Source extract section start
We did multiple dissections on frogs this semester, and we dissected out the sciatic nerve and placed the nerve on conducting plates to see action potentials and tetanus on the computer screen (using amplifiers and oscilloscopes and such)...also doing heart labs where we exposed the heart and hooked it up to a force transducer to measure heart force, and also ECGs...pretty fun stuff.

In the end, I messed around and cut open the stomach, and found 15 full crickets all bundled up in the stomach!! THAT WAS HONESTLY THE GROSSEST THING I HAVE EVER SEEN. Almost made me kind of wheezy, lol. Oh, and besides the fact of seeing live frogs getting their poor heads chopped off, I enjoyed it.

WTF are you talking about - live frogs getting their heads chopped off? They were put to sleep first, yes?
 
KALI MAA!!! hahaha!


1. +10 points for referencing the best of the 3 indiana jones movies.

2. just wait a little bit, then you'll have real big boy dissecting stories.
 
WTF are you talking about - live frogs getting their heads chopped off? They were put to sleep first, yes?

Well that and, does anyone actually cut off a frog's head to kill it? I was under the impression that pithing was pretty standard for sacrificing frogs when you want to dissect their living anatomy.
 
I'm a TA for a comparative anatomy course, and when the students dissect the dogfish shark I tell them that if they squeeze the sperm sac, sperm will shoot 10+ feet--it always lightens the mood because it's there first major dissection (plus, it's damn impressive). Also, beware of colons, cutting into them = stink.
 
If you guys think this stuff was fun, wait till medical school where you get to use a black and decker sawzall to cut legs, arms, and heads (yes heads) in half. Kind of creepy, yet awesome.
Source extract section end
Data under study section start
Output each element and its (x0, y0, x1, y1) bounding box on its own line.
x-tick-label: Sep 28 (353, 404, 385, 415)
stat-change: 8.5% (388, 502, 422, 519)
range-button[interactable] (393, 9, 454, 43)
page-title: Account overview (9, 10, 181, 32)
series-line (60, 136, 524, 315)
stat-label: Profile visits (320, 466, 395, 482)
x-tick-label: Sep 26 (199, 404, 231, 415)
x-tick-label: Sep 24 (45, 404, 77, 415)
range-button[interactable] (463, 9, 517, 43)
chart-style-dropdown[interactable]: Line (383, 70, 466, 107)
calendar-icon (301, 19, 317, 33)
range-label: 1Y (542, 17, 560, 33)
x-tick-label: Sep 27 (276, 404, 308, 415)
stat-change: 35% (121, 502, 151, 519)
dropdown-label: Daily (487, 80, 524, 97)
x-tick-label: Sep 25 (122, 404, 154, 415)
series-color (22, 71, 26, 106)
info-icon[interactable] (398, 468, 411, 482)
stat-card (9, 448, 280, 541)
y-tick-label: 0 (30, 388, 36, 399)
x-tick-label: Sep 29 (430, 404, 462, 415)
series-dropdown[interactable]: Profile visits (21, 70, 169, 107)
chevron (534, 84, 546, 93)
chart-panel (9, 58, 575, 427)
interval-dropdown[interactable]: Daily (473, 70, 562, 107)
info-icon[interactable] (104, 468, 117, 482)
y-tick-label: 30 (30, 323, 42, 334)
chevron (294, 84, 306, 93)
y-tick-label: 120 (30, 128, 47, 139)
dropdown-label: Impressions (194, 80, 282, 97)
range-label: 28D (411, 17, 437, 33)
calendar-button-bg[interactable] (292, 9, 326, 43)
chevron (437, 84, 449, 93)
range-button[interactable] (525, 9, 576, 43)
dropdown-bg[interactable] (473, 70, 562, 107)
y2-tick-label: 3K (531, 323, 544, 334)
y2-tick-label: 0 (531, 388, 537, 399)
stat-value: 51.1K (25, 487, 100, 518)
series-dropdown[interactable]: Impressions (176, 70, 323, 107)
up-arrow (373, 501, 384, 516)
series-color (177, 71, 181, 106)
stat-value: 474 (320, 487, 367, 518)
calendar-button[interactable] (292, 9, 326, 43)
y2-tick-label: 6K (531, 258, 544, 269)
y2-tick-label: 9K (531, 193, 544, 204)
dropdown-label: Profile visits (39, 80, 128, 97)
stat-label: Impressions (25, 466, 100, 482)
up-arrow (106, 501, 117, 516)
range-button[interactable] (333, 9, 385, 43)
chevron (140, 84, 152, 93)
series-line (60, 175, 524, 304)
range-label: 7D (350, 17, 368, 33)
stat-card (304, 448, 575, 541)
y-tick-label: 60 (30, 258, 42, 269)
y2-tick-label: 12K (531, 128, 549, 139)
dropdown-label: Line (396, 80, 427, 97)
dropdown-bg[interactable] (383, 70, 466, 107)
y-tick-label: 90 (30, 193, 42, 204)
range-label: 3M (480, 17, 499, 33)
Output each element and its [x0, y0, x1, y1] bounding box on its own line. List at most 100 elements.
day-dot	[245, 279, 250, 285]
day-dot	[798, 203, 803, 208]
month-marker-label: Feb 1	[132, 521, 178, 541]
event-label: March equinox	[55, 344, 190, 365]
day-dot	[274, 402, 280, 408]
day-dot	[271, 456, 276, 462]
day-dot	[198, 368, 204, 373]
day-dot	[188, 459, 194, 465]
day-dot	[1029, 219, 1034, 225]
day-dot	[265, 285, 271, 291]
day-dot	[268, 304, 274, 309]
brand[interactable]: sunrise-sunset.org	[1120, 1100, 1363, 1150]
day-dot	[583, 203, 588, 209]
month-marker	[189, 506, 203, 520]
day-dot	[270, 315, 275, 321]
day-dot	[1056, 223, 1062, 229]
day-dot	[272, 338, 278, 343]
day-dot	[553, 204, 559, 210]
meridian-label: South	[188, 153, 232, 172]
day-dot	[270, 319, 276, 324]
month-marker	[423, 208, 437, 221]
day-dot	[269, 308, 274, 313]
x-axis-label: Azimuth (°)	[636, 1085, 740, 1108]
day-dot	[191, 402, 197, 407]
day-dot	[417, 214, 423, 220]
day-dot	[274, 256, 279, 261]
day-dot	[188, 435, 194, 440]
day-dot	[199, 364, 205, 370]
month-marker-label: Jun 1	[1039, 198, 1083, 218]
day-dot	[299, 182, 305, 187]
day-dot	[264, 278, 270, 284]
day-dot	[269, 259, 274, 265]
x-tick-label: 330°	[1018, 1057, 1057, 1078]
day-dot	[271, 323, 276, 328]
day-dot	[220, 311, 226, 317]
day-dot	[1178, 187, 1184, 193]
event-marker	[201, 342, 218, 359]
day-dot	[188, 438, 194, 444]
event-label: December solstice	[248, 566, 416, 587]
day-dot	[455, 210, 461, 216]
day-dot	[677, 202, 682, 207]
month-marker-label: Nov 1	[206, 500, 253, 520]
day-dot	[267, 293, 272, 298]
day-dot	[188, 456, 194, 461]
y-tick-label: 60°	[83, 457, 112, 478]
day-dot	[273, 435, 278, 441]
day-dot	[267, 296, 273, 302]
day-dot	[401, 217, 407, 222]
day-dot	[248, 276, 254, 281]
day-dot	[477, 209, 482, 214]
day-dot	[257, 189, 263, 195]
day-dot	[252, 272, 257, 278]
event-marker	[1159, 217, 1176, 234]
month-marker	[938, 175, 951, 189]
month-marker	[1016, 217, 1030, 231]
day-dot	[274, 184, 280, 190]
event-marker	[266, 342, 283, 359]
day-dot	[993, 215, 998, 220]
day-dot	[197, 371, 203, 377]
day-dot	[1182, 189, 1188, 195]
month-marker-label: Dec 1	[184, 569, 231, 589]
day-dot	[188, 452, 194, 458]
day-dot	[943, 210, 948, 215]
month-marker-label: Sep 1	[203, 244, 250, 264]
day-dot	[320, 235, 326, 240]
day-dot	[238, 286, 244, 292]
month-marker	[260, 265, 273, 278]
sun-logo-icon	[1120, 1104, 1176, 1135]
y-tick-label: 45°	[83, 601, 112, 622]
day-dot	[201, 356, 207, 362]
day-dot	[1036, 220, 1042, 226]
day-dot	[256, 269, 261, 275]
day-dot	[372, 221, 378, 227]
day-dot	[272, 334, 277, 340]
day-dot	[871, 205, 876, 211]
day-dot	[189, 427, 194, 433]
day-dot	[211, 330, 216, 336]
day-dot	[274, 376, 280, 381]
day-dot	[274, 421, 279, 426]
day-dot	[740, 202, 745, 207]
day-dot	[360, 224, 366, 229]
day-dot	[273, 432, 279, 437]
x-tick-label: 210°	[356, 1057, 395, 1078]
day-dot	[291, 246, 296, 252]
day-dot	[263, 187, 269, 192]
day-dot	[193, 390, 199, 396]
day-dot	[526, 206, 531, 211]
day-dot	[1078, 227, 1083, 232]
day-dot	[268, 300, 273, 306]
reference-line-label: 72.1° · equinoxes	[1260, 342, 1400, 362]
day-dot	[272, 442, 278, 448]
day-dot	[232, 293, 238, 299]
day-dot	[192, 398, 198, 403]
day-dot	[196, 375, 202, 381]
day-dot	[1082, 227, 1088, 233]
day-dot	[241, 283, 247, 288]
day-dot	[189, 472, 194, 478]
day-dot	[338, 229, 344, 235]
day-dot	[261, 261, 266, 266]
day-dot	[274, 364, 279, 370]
Data under study section end
## Activity 1
According to the dissection discussion, how many crickets were found in the frog's stomach?
## Activity 2
Print the dissection discussion between "2. just wait" and "their living anatomy.", inclusive.
## Activity 3
Check each statement against the dissection discussion: (a) The sciatic nerve was placed on conducting plates. (b) Heart force was measured by connecting the heart to an amplifier. (c) Medical school is described as using a sawzall to cut heads in half. Answer yes or no for each and quote the deciding words.

## Exercise solution 1
15 full crickets.

## Exercise solution 2
2. just wait a little bit, then you'll have real big boy dissecting stories.
 
WTF are you talking about - live frogs getting their heads chopped off? They were put to sleep first, yes?

Well that and, does anyone actually cut off a frog's head to kill it? I was under the impression that pithing was pretty standard for sacrificing frogs when you want to dissect their living anatomy.

## Exercise solution 3
(a) Yes: "placed the nerve on conducting plates"
(b) No: "hooked it up to a force transducer to measure heart force"
(c) Yes: "use a black and decker sawzall to cut legs, arms, and heads (yes heads) in half"